#### TO BE DONE:
Write out the whole listing, matching it exactly.

* BEGIN MATERIAL FOR THIS TASK *

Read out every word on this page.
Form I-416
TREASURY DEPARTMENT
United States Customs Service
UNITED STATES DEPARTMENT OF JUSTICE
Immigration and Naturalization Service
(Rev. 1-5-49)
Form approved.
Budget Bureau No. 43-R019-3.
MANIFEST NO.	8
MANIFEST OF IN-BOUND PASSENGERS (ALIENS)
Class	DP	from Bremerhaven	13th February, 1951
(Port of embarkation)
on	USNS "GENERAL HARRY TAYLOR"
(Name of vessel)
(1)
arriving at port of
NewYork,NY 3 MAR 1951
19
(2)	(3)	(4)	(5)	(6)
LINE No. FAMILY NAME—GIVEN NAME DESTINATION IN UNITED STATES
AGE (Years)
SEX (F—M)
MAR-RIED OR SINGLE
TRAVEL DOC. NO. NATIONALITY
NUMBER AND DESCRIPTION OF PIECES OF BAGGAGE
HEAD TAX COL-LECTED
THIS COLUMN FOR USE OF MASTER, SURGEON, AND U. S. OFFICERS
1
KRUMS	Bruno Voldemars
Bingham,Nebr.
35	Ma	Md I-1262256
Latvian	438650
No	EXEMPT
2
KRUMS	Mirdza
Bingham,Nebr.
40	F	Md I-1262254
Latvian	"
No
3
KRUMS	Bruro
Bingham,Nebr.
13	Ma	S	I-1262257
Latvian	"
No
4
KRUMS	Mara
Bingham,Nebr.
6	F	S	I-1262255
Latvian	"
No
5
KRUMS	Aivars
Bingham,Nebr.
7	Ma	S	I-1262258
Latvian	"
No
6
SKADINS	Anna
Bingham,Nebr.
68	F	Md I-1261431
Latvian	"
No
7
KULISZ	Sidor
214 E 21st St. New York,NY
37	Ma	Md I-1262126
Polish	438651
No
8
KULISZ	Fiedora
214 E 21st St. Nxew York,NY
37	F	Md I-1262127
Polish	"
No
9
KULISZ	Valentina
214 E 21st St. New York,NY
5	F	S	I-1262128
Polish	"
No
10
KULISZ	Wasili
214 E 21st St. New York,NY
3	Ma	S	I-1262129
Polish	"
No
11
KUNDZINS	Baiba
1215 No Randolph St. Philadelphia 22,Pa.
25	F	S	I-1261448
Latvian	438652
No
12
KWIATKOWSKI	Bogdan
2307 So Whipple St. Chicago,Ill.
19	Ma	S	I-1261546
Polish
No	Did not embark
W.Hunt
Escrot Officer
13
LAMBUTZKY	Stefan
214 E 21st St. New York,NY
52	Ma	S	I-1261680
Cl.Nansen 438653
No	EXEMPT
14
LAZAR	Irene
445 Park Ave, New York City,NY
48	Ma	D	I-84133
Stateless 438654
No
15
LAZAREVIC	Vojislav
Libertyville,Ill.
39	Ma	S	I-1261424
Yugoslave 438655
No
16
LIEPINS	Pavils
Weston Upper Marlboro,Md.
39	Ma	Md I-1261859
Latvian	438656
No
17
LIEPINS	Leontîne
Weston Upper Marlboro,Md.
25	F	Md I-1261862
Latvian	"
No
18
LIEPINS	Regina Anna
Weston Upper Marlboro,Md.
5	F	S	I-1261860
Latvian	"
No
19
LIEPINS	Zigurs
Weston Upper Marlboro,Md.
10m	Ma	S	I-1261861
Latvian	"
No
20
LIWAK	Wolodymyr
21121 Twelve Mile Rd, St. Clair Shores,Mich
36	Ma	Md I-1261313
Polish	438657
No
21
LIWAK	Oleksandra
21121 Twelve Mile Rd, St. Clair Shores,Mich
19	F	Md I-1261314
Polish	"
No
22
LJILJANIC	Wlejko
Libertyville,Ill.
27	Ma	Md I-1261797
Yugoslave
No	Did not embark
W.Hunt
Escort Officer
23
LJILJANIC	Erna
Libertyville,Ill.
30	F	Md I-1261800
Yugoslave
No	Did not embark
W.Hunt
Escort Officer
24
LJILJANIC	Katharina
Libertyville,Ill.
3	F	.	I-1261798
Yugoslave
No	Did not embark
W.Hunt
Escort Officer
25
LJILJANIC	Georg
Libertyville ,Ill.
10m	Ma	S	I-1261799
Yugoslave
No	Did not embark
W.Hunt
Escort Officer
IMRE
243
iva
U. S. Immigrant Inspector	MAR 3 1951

* END MATERIAL FOR THIS TASK *

#### ANSWER FOR THE TASK:
Read out every word on this page.
Form I-416
TREASURY DEPARTMENT
United States Customs Service
UNITED STATES DEPARTMENT OF JUSTICE
Immigration and Naturalization Service
(Rev. 1-5-49)
Form approved.
Budget Bureau No. 43-R019-3.
MANIFEST NO.	8
MANIFEST OF IN-BOUND PASSENGERS (ALIENS)
Class	DP	from Bremerhaven	13th February, 1951
(Port of embarkation)
on	USNS "GENERAL HARRY TAYLOR"
(Name of vessel)
(1)
arriving at port of
NewYork,NY 3 MAR 1951
19
(2)	(3)	(4)	(5)	(6)
LINE No. FAMILY NAME—GIVEN NAME DESTINATION IN UNITED STATES
AGE (Years)
SEX (F—M)
MAR-RIED OR SINGLE
TRAVEL DOC. NO. NATIONALITY
NUMBER AND DESCRIPTION OF PIECES OF BAGGAGE
HEAD TAX COL-LECTED
THIS COLUMN FOR USE OF MASTER, SURGEON, AND U. S. OFFICERS
1
KRUMS	Bruno Voldemars
Bingham,Nebr.
35	Ma	Md I-1262256
Latvian	438650
No	EXEMPT
2
KRUMS	Mirdza
Bingham,Nebr.
40	F	Md I-1262254
Latvian	"
No
3
KRUMS	Bruro
Bingham,Nebr.
13	Ma	S	I-1262257
Latvian	"
No
4
KRUMS	Mara
Bingham,Nebr.
6	F	S	I-1262255
Latvian	"
No
5
KRUMS	Aivars
Bingham,Nebr.
7	Ma	S	I-1262258
Latvian	"
No
6
SKADINS	Anna
Bingham,Nebr.
68	F	Md I-1261431
Latvian	"
No
7
KULISZ	Sidor
214 E 21st St. New York,NY
37	Ma	Md I-1262126
Polish	438651
No
8
KULISZ	Fiedora
214 E 21st St. Nxew York,NY
37	F	Md I-1262127
Polish	"
No
9
KULISZ	Valentina
214 E 21st St. New York,NY
5	F	S	I-1262128
Polish	"
No
10
KULISZ	Wasili
214 E 21st St. New York,NY
3	Ma	S	I-1262129
Polish	"
No
11
KUNDZINS	Baiba
1215 No Randolph St. Philadelphia 22,Pa.
25	F	S	I-1261448
Latvian	438652
No
12
KWIATKOWSKI	Bogdan
2307 So Whipple St. Chicago,Ill.
19	Ma	S	I-1261546
Polish
No	Did not embark
W.Hunt
Escrot Officer
13
LAMBUTZKY	Stefan
214 E 21st St. New York,NY
52	Ma	S	I-1261680
Cl.Nansen 438653
No	EXEMPT
14
LAZAR	Irene
445 Park Ave, New York City,NY
48	Ma	D	I-84133
Stateless 438654
No
15
LAZAREVIC	Vojislav
Libertyville,Ill.
39	Ma	S	I-1261424
Yugoslave 438655
No
16
LIEPINS	Pavils
Weston Upper Marlboro,Md.
39	Ma	Md I-1261859
Latvian	438656
No
17
LIEPINS	Leontîne
Weston Upper Marlboro,Md.
25	F	Md I-1261862
Latvian	"
No
18
LIEPINS	Regina Anna
Weston Upper Marlboro,Md.
5	F	S	I-1261860
Latvian	"
No
19
LIEPINS	Zigurs
Weston Upper Marlboro,Md.
10m	Ma	S	I-1261861
Latvian	"
No
20
LIWAK	Wolodymyr
21121 Twelve Mile Rd, St. Clair Shores,Mich
36	Ma	Md I-1261313
Polish	438657
No
21
LIWAK	Oleksandra
21121 Twelve Mile Rd, St. Clair Shores,Mich
19	F	Md I-1261314
Polish	"
No
22
LJILJANIC	Wlejko
Libertyville,Ill.
27	Ma	Md I-1261797
Yugoslave
No	Did not embark
W.Hunt
Escort Officer
23
LJILJANIC	Erna
Libertyville,Ill.
30	F	Md I-1261800
Yugoslave
No	Did not embark
W.Hunt
Escort Officer
24
LJILJANIC	Katharina
Libertyville,Ill.
3	F	.	I-1261798
Yugoslave
No	Did not embark
W.Hunt
Escort Officer
25
LJILJANIC	Georg
Libertyville ,Ill.
10m	Ma	S	I-1261799
Yugoslave
No	Did not embark
W.Hunt
Escort Officer
IMRE
243
iva
U. S. Immigrant Inspector	MAR 3 1951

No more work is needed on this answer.